Data records:

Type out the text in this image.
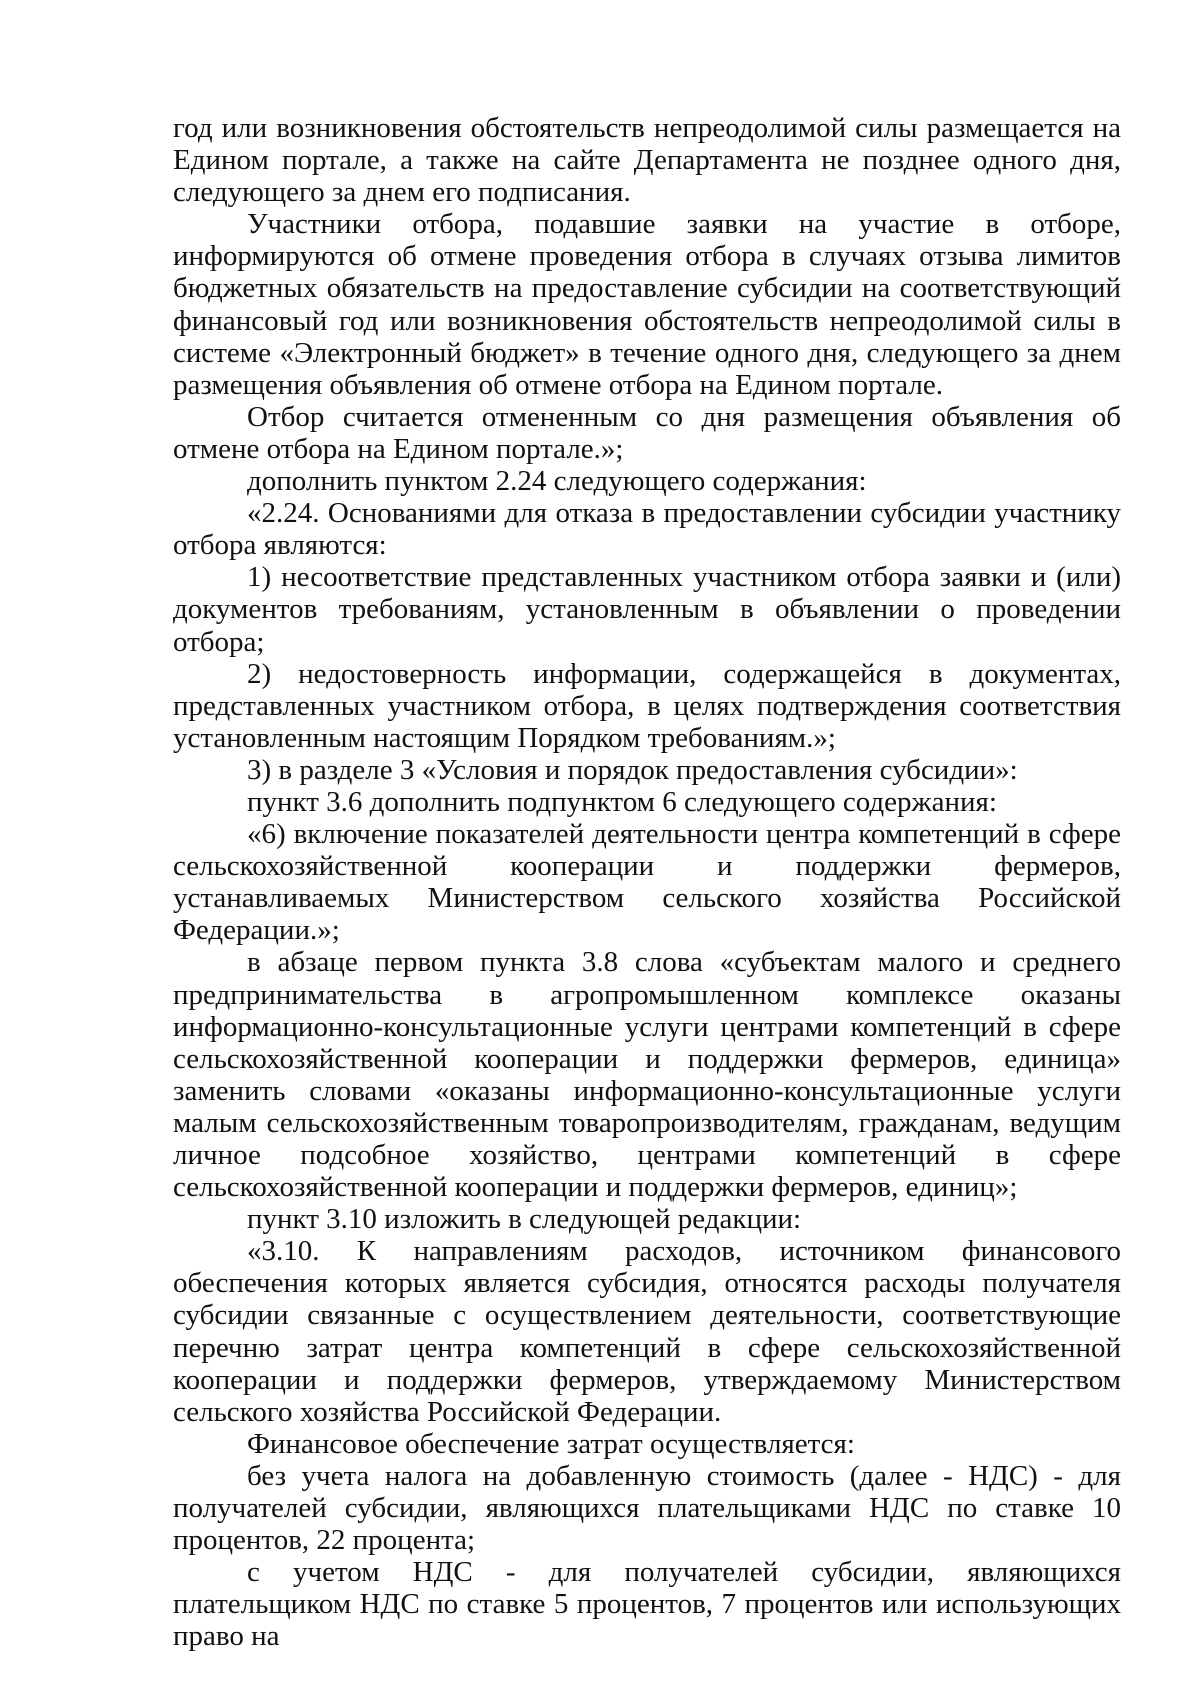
год или возникновения обстоятельств непреодолимой силы размещается на Едином портале, а также на сайте Департамента не позднее одного дня, следующего за днем его подписания.

Участники отбора, подавшие заявки на участие в отборе, информируются об отмене проведения отбора в случаях отзыва лимитов бюджетных обязательств на предоставление субсидии на соответствующий финансовый год или возникновения обстоятельств непреодолимой силы в системе «Электронный бюджет» в течение одного дня, следующего за днем размещения объявления об отмене отбора на Едином портале.

Отбор считается отмененным со дня размещения объявления об отмене отбора на Едином портале.»;

дополнить пунктом 2.24 следующего содержания:

«2.24. Основаниями для отказа в предоставлении субсидии участнику отбора являются:

1) несоответствие представленных участником отбора заявки и (или) документов требованиям, установленным в объявлении о проведении отбора;

2) недостоверность информации, содержащейся в документах, представленных участником отбора, в целях подтверждения соответствия установленным настоящим Порядком требованиям.»;

3) в разделе 3 «Условия и порядок предоставления субсидии»:

пункт 3.6 дополнить подпунктом 6 следующего содержания:

«6) включение показателей деятельности центра компетенций в сфере сельскохозяйственной кооперации и поддержки фермеров, устанавливаемых Министерством сельского хозяйства Российской Федерации.»;

в абзаце первом пункта 3.8 слова «субъектам малого и среднего предпринимательства в агропромышленном комплексе оказаны информационно-консультационные услуги центрами компетенций в сфере сельскохозяйственной кооперации и поддержки фермеров, единица» заменить словами «оказаны информационно-консультационные услуги малым сельскохозяйственным товаропроизводителям, гражданам, ведущим личное подсобное хозяйство, центрами компетенций в сфере сельскохозяйственной кооперации и поддержки фермеров, единиц»;

пункт 3.10 изложить в следующей редакции:

«3.10. К направлениям расходов, источником финансового обеспечения которых является субсидия, относятся расходы получателя субсидии связанные с осуществлением деятельности, соответствующие перечню затрат центра компетенций в сфере сельскохозяйственной кооперации и поддержки фермеров, утверждаемому Министерством сельского хозяйства Российской Федерации.

Финансовое обеспечение затрат осуществляется:

без учета налога на добавленную стоимость (далее - НДС) - для получателей субсидии, являющихся плательщиками НДС по ставке 10 процентов, 22 процента;

с учетом НДС - для получателей субсидии, являющихся плательщиком НДС по ставке 5 процентов, 7 процентов или использующих право на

◆ PROBLEM TO WORK ON
Each record should be quoted exactly, with the images omitted.

◆ FINISHED EXERCISE
Type out the text in this image.
год или возникновения обстоятельств непреодолимой силы размещается на Едином портале, а также на сайте Департамента не позднее одного дня, следующего за днем его подписания.

Участники отбора, подавшие заявки на участие в отборе, информируются об отмене проведения отбора в случаях отзыва лимитов бюджетных обязательств на предоставление субсидии на соответствующий финансовый год или возникновения обстоятельств непреодолимой силы в системе «Электронный бюджет» в течение одного дня, следующего за днем размещения объявления об отмене отбора на Едином портале.

Отбор считается отмененным со дня размещения объявления об отмене отбора на Едином портале.»;

дополнить пунктом 2.24 следующего содержания:

«2.24. Основаниями для отказа в предоставлении субсидии участнику отбора являются:

1) несоответствие представленных участником отбора заявки и (или) документов требованиям, установленным в объявлении о проведении отбора;

2) недостоверность информации, содержащейся в документах, представленных участником отбора, в целях подтверждения соответствия установленным настоящим Порядком требованиям.»;

3) в разделе 3 «Условия и порядок предоставления субсидии»:

пункт 3.6 дополнить подпунктом 6 следующего содержания:

«6) включение показателей деятельности центра компетенций в сфере сельскохозяйственной кооперации и поддержки фермеров, устанавливаемых Министерством сельского хозяйства Российской Федерации.»;

в абзаце первом пункта 3.8 слова «субъектам малого и среднего предпринимательства в агропромышленном комплексе оказаны информационно-консультационные услуги центрами компетенций в сфере сельскохозяйственной кооперации и поддержки фермеров, единица» заменить словами «оказаны информационно-консультационные услуги малым сельскохозяйственным товаропроизводителям, гражданам, ведущим личное подсобное хозяйство, центрами компетенций в сфере сельскохозяйственной кооперации и поддержки фермеров, единиц»;

пункт 3.10 изложить в следующей редакции:

«3.10. К направлениям расходов, источником финансового обеспечения которых является субсидия, относятся расходы получателя субсидии связанные с осуществлением деятельности, соответствующие перечню затрат центра компетенций в сфере сельскохозяйственной кооперации и поддержки фермеров, утверждаемому Министерством сельского хозяйства Российской Федерации.

Финансовое обеспечение затрат осуществляется:

без учета налога на добавленную стоимость (далее - НДС) - для получателей субсидии, являющихся плательщиками НДС по ставке 10 процентов, 22 процента;

с учетом НДС - для получателей субсидии, являющихся плательщиком НДС по ставке 5 процентов, 7 процентов или использующих право на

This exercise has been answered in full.